= Aim =
Write every record out again exactly as given.

= The records =
## BEGIN

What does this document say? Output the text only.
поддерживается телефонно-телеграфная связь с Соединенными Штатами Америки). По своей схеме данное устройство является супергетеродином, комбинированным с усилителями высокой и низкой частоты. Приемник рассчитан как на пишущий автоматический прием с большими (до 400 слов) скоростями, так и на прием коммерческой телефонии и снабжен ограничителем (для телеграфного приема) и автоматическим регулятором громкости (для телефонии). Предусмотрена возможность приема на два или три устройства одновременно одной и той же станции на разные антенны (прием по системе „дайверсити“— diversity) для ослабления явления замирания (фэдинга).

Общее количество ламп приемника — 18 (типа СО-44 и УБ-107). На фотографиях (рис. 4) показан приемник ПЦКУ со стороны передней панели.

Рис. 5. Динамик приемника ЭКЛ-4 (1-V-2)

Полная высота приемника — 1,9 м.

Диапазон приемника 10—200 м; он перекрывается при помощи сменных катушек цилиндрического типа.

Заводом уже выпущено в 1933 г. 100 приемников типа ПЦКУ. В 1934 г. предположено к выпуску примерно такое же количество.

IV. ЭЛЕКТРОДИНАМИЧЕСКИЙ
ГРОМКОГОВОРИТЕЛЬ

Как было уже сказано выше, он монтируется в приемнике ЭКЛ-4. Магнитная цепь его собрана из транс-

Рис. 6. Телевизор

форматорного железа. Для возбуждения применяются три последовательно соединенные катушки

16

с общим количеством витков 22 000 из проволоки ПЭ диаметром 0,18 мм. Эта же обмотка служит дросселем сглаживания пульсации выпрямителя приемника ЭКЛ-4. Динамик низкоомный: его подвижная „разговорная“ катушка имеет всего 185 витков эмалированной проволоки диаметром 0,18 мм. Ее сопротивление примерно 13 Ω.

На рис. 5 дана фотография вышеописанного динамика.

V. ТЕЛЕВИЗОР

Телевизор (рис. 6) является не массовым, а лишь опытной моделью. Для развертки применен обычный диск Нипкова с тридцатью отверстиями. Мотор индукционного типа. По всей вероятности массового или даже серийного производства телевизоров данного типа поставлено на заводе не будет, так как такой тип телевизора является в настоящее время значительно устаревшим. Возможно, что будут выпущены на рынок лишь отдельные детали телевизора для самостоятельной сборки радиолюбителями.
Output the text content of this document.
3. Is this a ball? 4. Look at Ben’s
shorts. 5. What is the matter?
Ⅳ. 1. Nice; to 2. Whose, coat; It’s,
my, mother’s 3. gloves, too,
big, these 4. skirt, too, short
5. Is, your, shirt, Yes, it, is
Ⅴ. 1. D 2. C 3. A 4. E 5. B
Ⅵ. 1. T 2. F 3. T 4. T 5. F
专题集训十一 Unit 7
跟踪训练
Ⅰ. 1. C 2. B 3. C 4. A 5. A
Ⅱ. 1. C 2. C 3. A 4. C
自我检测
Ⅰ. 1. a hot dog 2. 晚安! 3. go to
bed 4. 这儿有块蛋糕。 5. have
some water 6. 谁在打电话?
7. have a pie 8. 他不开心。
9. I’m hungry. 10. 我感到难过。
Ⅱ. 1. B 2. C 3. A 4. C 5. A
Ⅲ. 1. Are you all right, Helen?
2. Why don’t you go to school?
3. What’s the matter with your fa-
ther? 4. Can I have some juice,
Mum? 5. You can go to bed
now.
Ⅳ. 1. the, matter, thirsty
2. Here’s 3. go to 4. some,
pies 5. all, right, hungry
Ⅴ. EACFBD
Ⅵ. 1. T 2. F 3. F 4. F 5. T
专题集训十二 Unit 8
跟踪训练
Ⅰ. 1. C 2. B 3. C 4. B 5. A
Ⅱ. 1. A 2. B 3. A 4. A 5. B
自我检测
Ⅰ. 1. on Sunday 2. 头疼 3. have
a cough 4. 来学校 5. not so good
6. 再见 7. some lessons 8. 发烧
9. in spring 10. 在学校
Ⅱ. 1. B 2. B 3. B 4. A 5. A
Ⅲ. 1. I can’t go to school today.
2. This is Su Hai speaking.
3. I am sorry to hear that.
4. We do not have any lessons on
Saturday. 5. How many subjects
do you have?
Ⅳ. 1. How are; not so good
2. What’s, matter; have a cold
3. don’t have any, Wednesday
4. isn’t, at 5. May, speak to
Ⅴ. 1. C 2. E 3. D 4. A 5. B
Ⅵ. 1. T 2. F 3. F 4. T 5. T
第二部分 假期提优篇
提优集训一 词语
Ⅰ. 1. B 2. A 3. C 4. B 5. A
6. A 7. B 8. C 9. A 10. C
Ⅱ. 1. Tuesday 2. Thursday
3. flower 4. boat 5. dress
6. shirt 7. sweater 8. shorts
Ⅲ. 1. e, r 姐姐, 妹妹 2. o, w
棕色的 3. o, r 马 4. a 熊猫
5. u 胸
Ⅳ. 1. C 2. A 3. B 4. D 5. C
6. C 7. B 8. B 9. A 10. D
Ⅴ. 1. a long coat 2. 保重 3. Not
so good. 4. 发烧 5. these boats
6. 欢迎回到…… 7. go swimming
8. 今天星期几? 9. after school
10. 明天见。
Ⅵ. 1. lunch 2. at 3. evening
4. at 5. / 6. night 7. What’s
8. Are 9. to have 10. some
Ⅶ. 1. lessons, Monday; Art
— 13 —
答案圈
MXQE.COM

## END

= Task response =
What does this document say? Output the text only.
поддерживается телефонно-телеграфная связь с Соединенными Штатами Америки). По своей схеме данное устройство является супергетеродином, комбинированным с усилителями высокой и низкой частоты. Приемник рассчитан как на пишущий автоматический прием с большими (до 400 слов) скоростями, так и на прием коммерческой телефонии и снабжен ограничителем (для телеграфного приема) и автоматическим регулятором громкости (для телефонии). Предусмотрена возможность приема на два или три устройства одновременно одной и той же станции на разные антенны (прием по системе „дайверсити“— diversity) для ослабления явления замирания (фэдинга).

Общее количество ламп приемника — 18 (типа СО-44 и УБ-107). На фотографиях (рис. 4) показан приемник ПЦКУ со стороны передней панели.

Рис. 5. Динамик приемника ЭКЛ-4 (1-V-2)

Полная высота приемника — 1,9 м.

Диапазон приемника 10—200 м; он перекрывается при помощи сменных катушек цилиндрического типа.

Заводом уже выпущено в 1933 г. 100 приемников типа ПЦКУ. В 1934 г. предположено к выпуску примерно такое же количество.

IV. ЭЛЕКТРОДИНАМИЧЕСКИЙ
ГРОМКОГОВОРИТЕЛЬ

Как было уже сказано выше, он монтируется в приемнике ЭКЛ-4. Магнитная цепь его собрана из транс-

Рис. 6. Телевизор

форматорного железа. Для возбуждения применяются три последовательно соединенные катушки

16

с общим количеством витков 22 000 из проволоки ПЭ диаметром 0,18 мм. Эта же обмотка служит дросселем сглаживания пульсации выпрямителя приемника ЭКЛ-4. Динамик низкоомный: его подвижная „разговорная“ катушка имеет всего 185 витков эмалированной проволоки диаметром 0,18 мм. Ее сопротивление примерно 13 Ω.

На рис. 5 дана фотография вышеописанного динамика.

V. ТЕЛЕВИЗОР

Телевизор (рис. 6) является не массовым, а лишь опытной моделью. Для развертки применен обычный диск Нипкова с тридцатью отверстиями. Мотор индукционного типа. По всей вероятности массового или даже серийного производства телевизоров данного типа поставлено на заводе не будет, так как такой тип телевизора является в настоящее время значительно устаревшим. Возможно, что будут выпущены на рынок лишь отдельные детали телевизора для самостоятельной сборки радиолюбителями.
Output the text content of this document.
3. Is this a ball? 4. Look at Ben’s
shorts. 5. What is the matter?
Ⅳ. 1. Nice; to 2. Whose, coat; It’s,
my, mother’s 3. gloves, too,
big, these 4. skirt, too, short
5. Is, your, shirt, Yes, it, is
Ⅴ. 1. D 2. C 3. A 4. E 5. B
Ⅵ. 1. T 2. F 3. T 4. T 5. F
专题集训十一 Unit 7
跟踪训练
Ⅰ. 1. C 2. B 3. C 4. A 5. A
Ⅱ. 1. C 2. C 3. A 4. C
自我检测
Ⅰ. 1. a hot dog 2. 晚安! 3. go to
bed 4. 这儿有块蛋糕。 5. have
some water 6. 谁在打电话?
7. have a pie 8. 他不开心。
9. I’m hungry. 10. 我感到难过。
Ⅱ. 1. B 2. C 3. A 4. C 5. A
Ⅲ. 1. Are you all right, Helen?
2. Why don’t you go to school?
3. What’s the matter with your fa-
ther? 4. Can I have some juice,
Mum? 5. You can go to bed
now.
Ⅳ. 1. the, matter, thirsty
2. Here’s 3. go to 4. some,
pies 5. all, right, hungry
Ⅴ. EACFBD
Ⅵ. 1. T 2. F 3. F 4. F 5. T
专题集训十二 Unit 8
跟踪训练
Ⅰ. 1. C 2. B 3. C 4. B 5. A
Ⅱ. 1. A 2. B 3. A 4. A 5. B
自我检测
Ⅰ. 1. on Sunday 2. 头疼 3. have
a cough 4. 来学校 5. not so good
6. 再见 7. some lessons 8. 发烧
9. in spring 10. 在学校
Ⅱ. 1. B 2. B 3. B 4. A 5. A
Ⅲ. 1. I can’t go to school today.
2. This is Su Hai speaking.
3. I am sorry to hear that.
4. We do not have any lessons on
Saturday. 5. How many subjects
do you have?
Ⅳ. 1. How are; not so good
2. What’s, matter; have a cold
3. don’t have any, Wednesday
4. isn’t, at 5. May, speak to
Ⅴ. 1. C 2. E 3. D 4. A 5. B
Ⅵ. 1. T 2. F 3. F 4. T 5. T
第二部分 假期提优篇
提优集训一 词语
Ⅰ. 1. B 2. A 3. C 4. B 5. A
6. A 7. B 8. C 9. A 10. C
Ⅱ. 1. Tuesday 2. Thursday
3. flower 4. boat 5. dress
6. shirt 7. sweater 8. shorts
Ⅲ. 1. e, r 姐姐, 妹妹 2. o, w
棕色的 3. o, r 马 4. a 熊猫
5. u 胸
Ⅳ. 1. C 2. A 3. B 4. D 5. C
6. C 7. B 8. B 9. A 10. D
Ⅴ. 1. a long coat 2. 保重 3. Not
so good. 4. 发烧 5. these boats
6. 欢迎回到…… 7. go swimming
8. 今天星期几? 9. after school
10. 明天见。
Ⅵ. 1. lunch 2. at 3. evening
4. at 5. / 6. night 7. What’s
8. Are 9. to have 10. some
Ⅶ. 1. lessons, Monday; Art
— 13 —
答案圈
MXQE.COM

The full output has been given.